**TASK DETAILS:** The records that follow are to be repeated exactly, with the pictures removed.

**RECORDS TO USE:**
****************
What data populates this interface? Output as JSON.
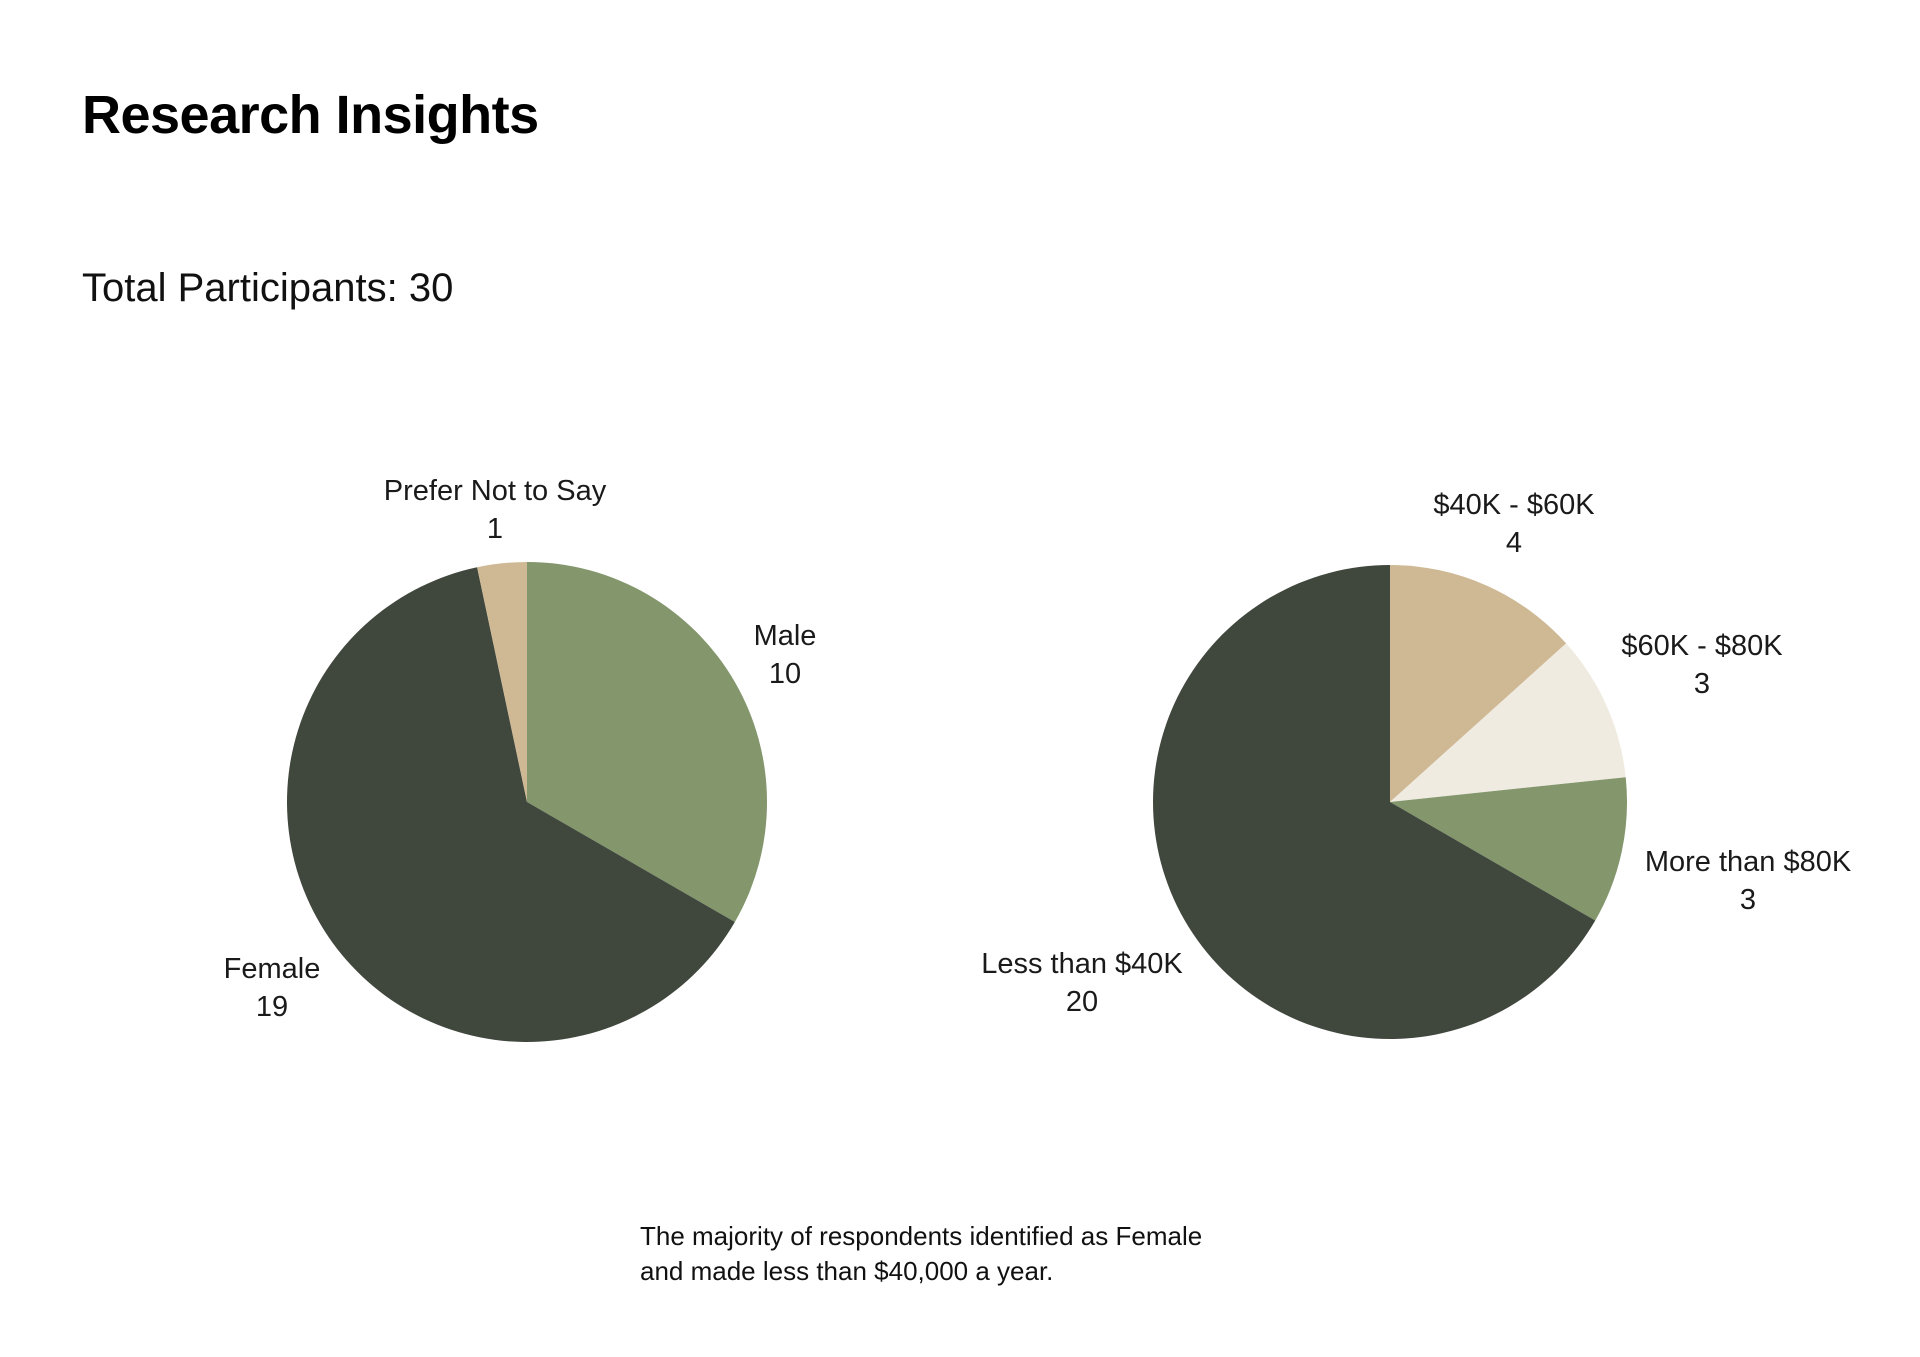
{
  "title": "Research Insights",
  "participants_label": "Total Participants: 30",
  "caption": {
    "line1": "The majority of respondents identified as Female",
    "line2": "and made less than $40,000 a year."
  },
  "colors": {
    "sage_green": "#83966c",
    "dark_olive": "#40473d",
    "tan": "#cfb894",
    "cream": "#f0ebe0"
  },
  "chart_data": [
    {
      "type": "pie",
      "title": "",
      "slices": [
        {
          "label": "Male",
          "value": 10,
          "color": "#83966c"
        },
        {
          "label": "Female",
          "value": 19,
          "color": "#40473d"
        },
        {
          "label": "Prefer Not to Say",
          "value": 1,
          "color": "#cfb894"
        }
      ]
    },
    {
      "type": "pie",
      "title": "",
      "slices": [
        {
          "label": "$40K - $60K",
          "value": 4,
          "color": "#cfb894"
        },
        {
          "label": "$60K - $80K",
          "value": 3,
          "color": "#f0ebe0"
        },
        {
          "label": "More than $80K",
          "value": 3,
          "color": "#83966c"
        },
        {
          "label": "Less than $40K",
          "value": 20,
          "color": "#40473d"
        }
      ]
    }
  ]
}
****************
**SOLUTION FOR THIS TASK:**
What data populates this interface? Output as JSON.
{
  "title": "Research Insights",
  "participants_label": "Total Participants: 30",
  "caption": {
    "line1": "The majority of respondents identified as Female",
    "line2": "and made less than $40,000 a year."
  },
  "colors": {
    "sage_green": "#83966c",
    "dark_olive": "#40473d",
    "tan": "#cfb894",
    "cream": "#f0ebe0"
  },
  "chart_data": [
    {
      "type": "pie",
      "title": "",
      "slices": [
        {
          "label": "Male",
          "value": 10,
          "color": "#83966c"
        },
        {
          "label": "Female",
          "value": 19,
          "color": "#40473d"
        },
        {
          "label": "Prefer Not to Say",
          "value": 1,
          "color": "#cfb894"
        }
      ]
    },
    {
      "type": "pie",
      "title": "",
      "slices": [
        {
          "label": "$40K - $60K",
          "value": 4,
          "color": "#cfb894"
        },
        {
          "label": "$60K - $80K",
          "value": 3,
          "color": "#f0ebe0"
        },
        {
          "label": "More than $80K",
          "value": 3,
          "color": "#83966c"
        },
        {
          "label": "Less than $40K",
          "value": 20,
          "color": "#40473d"
        }
      ]
    }
  ]
}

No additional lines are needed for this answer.